#### GOAL:
Swap each "chevron-right-icon" for "arrow-right-icon" in the records below, and give all the lines back with nothing else changed.

Stored data entries

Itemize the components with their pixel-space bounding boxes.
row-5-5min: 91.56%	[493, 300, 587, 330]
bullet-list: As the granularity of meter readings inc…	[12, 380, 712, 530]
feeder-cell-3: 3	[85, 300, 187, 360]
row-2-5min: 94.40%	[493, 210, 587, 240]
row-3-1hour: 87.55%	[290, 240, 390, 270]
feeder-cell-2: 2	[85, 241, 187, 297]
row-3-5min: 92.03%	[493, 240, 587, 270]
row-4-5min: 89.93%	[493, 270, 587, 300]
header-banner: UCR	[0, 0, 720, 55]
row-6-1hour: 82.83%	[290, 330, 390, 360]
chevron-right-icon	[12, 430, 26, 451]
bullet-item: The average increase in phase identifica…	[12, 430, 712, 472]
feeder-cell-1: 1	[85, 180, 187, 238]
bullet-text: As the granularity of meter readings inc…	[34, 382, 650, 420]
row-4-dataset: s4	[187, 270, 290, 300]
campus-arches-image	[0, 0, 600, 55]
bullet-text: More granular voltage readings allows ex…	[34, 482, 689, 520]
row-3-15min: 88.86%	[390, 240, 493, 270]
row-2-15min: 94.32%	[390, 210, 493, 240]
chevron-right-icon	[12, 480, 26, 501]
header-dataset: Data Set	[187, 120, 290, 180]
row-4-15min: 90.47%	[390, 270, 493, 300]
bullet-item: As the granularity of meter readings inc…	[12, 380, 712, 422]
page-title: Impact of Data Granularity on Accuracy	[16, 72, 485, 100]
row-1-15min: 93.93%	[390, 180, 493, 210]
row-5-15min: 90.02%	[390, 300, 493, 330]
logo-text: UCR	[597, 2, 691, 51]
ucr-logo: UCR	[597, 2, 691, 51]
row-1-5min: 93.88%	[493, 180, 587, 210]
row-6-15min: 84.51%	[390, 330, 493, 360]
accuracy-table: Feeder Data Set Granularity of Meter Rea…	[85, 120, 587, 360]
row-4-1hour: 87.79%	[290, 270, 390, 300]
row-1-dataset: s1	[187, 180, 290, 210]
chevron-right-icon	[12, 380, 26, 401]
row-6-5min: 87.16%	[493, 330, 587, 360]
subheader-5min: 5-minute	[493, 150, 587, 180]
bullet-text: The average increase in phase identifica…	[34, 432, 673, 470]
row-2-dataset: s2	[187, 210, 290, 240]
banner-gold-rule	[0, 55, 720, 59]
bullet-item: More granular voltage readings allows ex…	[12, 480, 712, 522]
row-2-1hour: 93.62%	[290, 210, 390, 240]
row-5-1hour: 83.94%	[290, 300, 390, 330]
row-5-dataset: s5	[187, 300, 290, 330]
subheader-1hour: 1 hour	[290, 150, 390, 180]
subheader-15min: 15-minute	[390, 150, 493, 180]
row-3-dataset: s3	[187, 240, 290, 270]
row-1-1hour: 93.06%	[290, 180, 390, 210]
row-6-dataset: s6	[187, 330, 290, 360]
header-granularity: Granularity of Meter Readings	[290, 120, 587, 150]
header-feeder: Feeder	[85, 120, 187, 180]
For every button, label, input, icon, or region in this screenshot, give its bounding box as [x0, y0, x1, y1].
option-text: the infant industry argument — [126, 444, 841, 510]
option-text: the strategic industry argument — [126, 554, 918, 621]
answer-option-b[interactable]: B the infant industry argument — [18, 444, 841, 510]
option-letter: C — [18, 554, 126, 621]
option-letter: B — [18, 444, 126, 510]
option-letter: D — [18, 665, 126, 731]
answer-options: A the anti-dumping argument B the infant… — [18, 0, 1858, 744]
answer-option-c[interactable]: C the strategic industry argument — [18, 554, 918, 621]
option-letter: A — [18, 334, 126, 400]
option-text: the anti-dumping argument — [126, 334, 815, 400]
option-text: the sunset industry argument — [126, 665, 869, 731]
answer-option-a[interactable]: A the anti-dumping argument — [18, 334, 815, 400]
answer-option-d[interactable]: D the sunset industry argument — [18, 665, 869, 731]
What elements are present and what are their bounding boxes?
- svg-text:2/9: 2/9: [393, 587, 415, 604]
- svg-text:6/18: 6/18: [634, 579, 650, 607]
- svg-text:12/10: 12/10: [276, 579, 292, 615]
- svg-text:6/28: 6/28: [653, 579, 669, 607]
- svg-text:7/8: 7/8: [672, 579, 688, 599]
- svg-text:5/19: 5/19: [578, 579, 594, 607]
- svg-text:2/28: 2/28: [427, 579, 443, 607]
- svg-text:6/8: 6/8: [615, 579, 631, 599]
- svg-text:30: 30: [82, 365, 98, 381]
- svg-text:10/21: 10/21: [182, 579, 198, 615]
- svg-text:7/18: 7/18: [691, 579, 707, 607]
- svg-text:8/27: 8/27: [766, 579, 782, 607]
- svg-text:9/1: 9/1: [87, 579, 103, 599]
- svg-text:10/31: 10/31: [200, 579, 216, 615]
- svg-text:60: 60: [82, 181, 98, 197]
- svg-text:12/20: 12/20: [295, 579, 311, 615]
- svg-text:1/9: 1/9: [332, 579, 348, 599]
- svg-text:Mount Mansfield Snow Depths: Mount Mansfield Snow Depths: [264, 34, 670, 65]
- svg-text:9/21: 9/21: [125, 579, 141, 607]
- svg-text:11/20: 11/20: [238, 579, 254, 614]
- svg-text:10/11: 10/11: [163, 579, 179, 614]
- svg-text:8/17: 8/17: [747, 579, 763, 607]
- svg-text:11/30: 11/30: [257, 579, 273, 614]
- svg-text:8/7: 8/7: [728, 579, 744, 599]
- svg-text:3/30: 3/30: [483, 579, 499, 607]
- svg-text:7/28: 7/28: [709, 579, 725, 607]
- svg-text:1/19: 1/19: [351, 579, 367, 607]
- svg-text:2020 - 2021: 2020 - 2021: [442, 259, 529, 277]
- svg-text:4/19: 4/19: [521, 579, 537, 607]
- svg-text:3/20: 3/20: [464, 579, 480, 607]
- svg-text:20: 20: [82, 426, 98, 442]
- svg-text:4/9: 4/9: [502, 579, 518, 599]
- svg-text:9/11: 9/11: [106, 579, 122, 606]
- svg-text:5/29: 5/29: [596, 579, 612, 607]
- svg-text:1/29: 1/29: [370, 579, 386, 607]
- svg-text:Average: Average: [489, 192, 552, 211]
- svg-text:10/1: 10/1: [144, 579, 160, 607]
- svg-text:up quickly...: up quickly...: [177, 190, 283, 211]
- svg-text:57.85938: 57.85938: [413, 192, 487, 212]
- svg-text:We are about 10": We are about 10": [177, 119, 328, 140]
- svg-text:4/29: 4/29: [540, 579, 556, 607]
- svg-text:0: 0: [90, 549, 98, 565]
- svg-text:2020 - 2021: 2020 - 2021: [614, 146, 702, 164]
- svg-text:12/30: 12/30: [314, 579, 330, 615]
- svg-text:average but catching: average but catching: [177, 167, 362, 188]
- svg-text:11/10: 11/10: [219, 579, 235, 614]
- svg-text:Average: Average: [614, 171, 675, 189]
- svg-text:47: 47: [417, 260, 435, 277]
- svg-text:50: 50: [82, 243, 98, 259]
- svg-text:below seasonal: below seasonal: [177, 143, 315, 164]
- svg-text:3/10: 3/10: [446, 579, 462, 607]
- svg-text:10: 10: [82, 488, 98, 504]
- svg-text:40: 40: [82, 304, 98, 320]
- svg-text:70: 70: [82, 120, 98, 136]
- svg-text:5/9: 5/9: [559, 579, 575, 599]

#### ANSWER BELOW:
Itemize the components with their pixel-space bounding boxes.
row-5-5min: 91.56%	[493, 300, 587, 330]
bullet-list: As the granularity of meter readings inc…	[12, 380, 712, 530]
feeder-cell-3: 3	[85, 300, 187, 360]
row-2-5min: 94.40%	[493, 210, 587, 240]
row-3-1hour: 87.55%	[290, 240, 390, 270]
feeder-cell-2: 2	[85, 241, 187, 297]
row-3-5min: 92.03%	[493, 240, 587, 270]
row-4-5min: 89.93%	[493, 270, 587, 300]
header-banner: UCR	[0, 0, 720, 55]
row-6-1hour: 82.83%	[290, 330, 390, 360]
arrow-right-icon	[12, 430, 26, 451]
bullet-item: The average increase in phase identifica…	[12, 430, 712, 472]
feeder-cell-1: 1	[85, 180, 187, 238]
bullet-text: As the granularity of meter readings inc…	[34, 382, 650, 420]
row-4-dataset: s4	[187, 270, 290, 300]
campus-arches-image	[0, 0, 600, 55]
bullet-text: More granular voltage readings allows ex…	[34, 482, 689, 520]
row-3-15min: 88.86%	[390, 240, 493, 270]
row-2-15min: 94.32%	[390, 210, 493, 240]
arrow-right-icon	[12, 480, 26, 501]
header-dataset: Data Set	[187, 120, 290, 180]
row-4-15min: 90.47%	[390, 270, 493, 300]
bullet-item: As the granularity of meter readings inc…	[12, 380, 712, 422]
page-title: Impact of Data Granularity on Accuracy	[16, 72, 485, 100]
row-1-15min: 93.93%	[390, 180, 493, 210]
row-5-15min: 90.02%	[390, 300, 493, 330]
logo-text: UCR	[597, 2, 691, 51]
ucr-logo: UCR	[597, 2, 691, 51]
row-1-5min: 93.88%	[493, 180, 587, 210]
row-6-15min: 84.51%	[390, 330, 493, 360]
accuracy-table: Feeder Data Set Granularity of Meter Rea…	[85, 120, 587, 360]
row-4-1hour: 87.79%	[290, 270, 390, 300]
row-1-dataset: s1	[187, 180, 290, 210]
arrow-right-icon	[12, 380, 26, 401]
row-6-5min: 87.16%	[493, 330, 587, 360]
subheader-5min: 5-minute	[493, 150, 587, 180]
bullet-text: The average increase in phase identifica…	[34, 432, 673, 470]
row-2-dataset: s2	[187, 210, 290, 240]
banner-gold-rule	[0, 55, 720, 59]
bullet-item: More granular voltage readings allows ex…	[12, 480, 712, 522]
row-2-1hour: 93.62%	[290, 210, 390, 240]
row-5-1hour: 83.94%	[290, 300, 390, 330]
row-5-dataset: s5	[187, 300, 290, 330]
subheader-1hour: 1 hour	[290, 150, 390, 180]
subheader-15min: 15-minute	[390, 150, 493, 180]
row-3-dataset: s3	[187, 240, 290, 270]
row-1-1hour: 93.06%	[290, 180, 390, 210]
row-6-dataset: s6	[187, 330, 290, 360]
header-granularity: Granularity of Meter Readings	[290, 120, 587, 150]
header-feeder: Feeder	[85, 120, 187, 180]
For every button, label, input, icon, or region in this screenshot, give its bounding box as [x0, y0, x1, y1].
option-text: the infant industry argument — [126, 444, 841, 510]
option-text: the strategic industry argument — [126, 554, 918, 621]
answer-option-b[interactable]: B the infant industry argument — [18, 444, 841, 510]
option-letter: C — [18, 554, 126, 621]
option-letter: B — [18, 444, 126, 510]
option-letter: D — [18, 665, 126, 731]
answer-options: A the anti-dumping argument B the infant… — [18, 0, 1858, 744]
answer-option-c[interactable]: C the strategic industry argument — [18, 554, 918, 621]
option-letter: A — [18, 334, 126, 400]
option-text: the anti-dumping argument — [126, 334, 815, 400]
option-text: the sunset industry argument — [126, 665, 869, 731]
answer-option-a[interactable]: A the anti-dumping argument — [18, 334, 815, 400]
answer-option-d[interactable]: D the sunset industry argument — [18, 665, 869, 731]
What elements are present and what are their bounding boxes?
- svg-text:2/9: 2/9: [393, 587, 415, 604]
- svg-text:6/18: 6/18: [634, 579, 650, 607]
- svg-text:12/10: 12/10: [276, 579, 292, 615]
- svg-text:6/28: 6/28: [653, 579, 669, 607]
- svg-text:7/8: 7/8: [672, 579, 688, 599]
- svg-text:5/19: 5/19: [578, 579, 594, 607]
- svg-text:2/28: 2/28: [427, 579, 443, 607]
- svg-text:6/8: 6/8: [615, 579, 631, 599]
- svg-text:30: 30: [82, 365, 98, 381]
- svg-text:10/21: 10/21: [182, 579, 198, 615]
- svg-text:7/18: 7/18: [691, 579, 707, 607]
- svg-text:8/27: 8/27: [766, 579, 782, 607]
- svg-text:9/1: 9/1: [87, 579, 103, 599]
- svg-text:10/31: 10/31: [200, 579, 216, 615]
- svg-text:60: 60: [82, 181, 98, 197]
- svg-text:12/20: 12/20: [295, 579, 311, 615]
- svg-text:1/9: 1/9: [332, 579, 348, 599]
- svg-text:Mount Mansfield Snow Depths: Mount Mansfield Snow Depths: [264, 34, 670, 65]
- svg-text:9/21: 9/21: [125, 579, 141, 607]
- svg-text:11/20: 11/20: [238, 579, 254, 614]
- svg-text:10/11: 10/11: [163, 579, 179, 614]
- svg-text:8/17: 8/17: [747, 579, 763, 607]
- svg-text:11/30: 11/30: [257, 579, 273, 614]
- svg-text:8/7: 8/7: [728, 579, 744, 599]
- svg-text:3/30: 3/30: [483, 579, 499, 607]
- svg-text:7/28: 7/28: [709, 579, 725, 607]
- svg-text:1/19: 1/19: [351, 579, 367, 607]
- svg-text:2020 - 2021: 2020 - 2021: [442, 259, 529, 277]
- svg-text:4/19: 4/19: [521, 579, 537, 607]
- svg-text:3/20: 3/20: [464, 579, 480, 607]
- svg-text:20: 20: [82, 426, 98, 442]
- svg-text:4/9: 4/9: [502, 579, 518, 599]
- svg-text:9/11: 9/11: [106, 579, 122, 606]
- svg-text:5/29: 5/29: [596, 579, 612, 607]
- svg-text:1/29: 1/29: [370, 579, 386, 607]
- svg-text:Average: Average: [489, 192, 552, 211]
- svg-text:10/1: 10/1: [144, 579, 160, 607]
- svg-text:up quickly...: up quickly...: [177, 190, 283, 211]
- svg-text:57.85938: 57.85938: [413, 192, 487, 212]
- svg-text:We are about 10": We are about 10": [177, 119, 328, 140]
- svg-text:4/29: 4/29: [540, 579, 556, 607]
- svg-text:0: 0: [90, 549, 98, 565]
- svg-text:2020 - 2021: 2020 - 2021: [614, 146, 702, 164]
- svg-text:12/30: 12/30: [314, 579, 330, 615]
- svg-text:average but catching: average but catching: [177, 167, 362, 188]
- svg-text:11/10: 11/10: [219, 579, 235, 614]
- svg-text:Average: Average: [614, 171, 675, 189]
- svg-text:47: 47: [417, 260, 435, 277]
- svg-text:50: 50: [82, 243, 98, 259]
- svg-text:below seasonal: below seasonal: [177, 143, 315, 164]
- svg-text:3/10: 3/10: [446, 579, 462, 607]
- svg-text:10: 10: [82, 488, 98, 504]
- svg-text:40: 40: [82, 304, 98, 320]
- svg-text:70: 70: [82, 120, 98, 136]
- svg-text:5/9: 5/9: [559, 579, 575, 599]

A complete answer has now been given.